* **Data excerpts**
------------------------------------------------

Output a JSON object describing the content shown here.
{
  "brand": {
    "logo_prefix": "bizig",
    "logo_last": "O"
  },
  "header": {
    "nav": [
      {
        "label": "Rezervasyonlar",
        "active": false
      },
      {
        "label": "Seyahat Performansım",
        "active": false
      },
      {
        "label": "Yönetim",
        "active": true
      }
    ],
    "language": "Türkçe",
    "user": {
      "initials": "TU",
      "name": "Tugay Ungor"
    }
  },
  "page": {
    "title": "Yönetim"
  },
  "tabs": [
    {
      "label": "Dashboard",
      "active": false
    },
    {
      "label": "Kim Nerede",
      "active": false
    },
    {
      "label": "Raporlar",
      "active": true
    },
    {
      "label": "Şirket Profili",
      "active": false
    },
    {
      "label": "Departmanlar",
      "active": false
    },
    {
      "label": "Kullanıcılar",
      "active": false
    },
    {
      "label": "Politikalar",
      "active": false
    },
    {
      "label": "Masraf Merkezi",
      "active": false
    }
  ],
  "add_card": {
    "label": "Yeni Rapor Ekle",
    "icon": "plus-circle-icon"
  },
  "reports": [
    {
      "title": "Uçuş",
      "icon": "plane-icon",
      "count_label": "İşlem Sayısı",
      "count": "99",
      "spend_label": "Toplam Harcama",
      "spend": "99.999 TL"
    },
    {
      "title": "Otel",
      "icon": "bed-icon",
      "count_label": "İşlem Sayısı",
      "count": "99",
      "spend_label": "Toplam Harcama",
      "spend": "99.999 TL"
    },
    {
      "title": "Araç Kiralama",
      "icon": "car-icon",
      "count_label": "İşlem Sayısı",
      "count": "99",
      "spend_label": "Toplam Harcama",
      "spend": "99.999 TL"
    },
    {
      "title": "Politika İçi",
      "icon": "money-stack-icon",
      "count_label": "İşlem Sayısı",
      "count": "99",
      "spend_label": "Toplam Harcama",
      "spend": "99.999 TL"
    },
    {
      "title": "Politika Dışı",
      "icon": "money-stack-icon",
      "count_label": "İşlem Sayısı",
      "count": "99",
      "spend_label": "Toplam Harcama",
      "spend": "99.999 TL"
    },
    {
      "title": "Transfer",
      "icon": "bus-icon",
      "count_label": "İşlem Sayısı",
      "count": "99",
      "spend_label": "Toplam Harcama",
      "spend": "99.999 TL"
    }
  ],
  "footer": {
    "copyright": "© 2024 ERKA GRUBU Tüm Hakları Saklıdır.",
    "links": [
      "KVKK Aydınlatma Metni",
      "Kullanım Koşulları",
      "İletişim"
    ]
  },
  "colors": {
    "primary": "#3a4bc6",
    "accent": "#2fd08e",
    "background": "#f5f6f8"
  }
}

------------------------------------------------

* **TASK BRIEF**
Find how many lines of the listing include the string "title" and give that number, nothing else.

* **TASK ANSWER**
7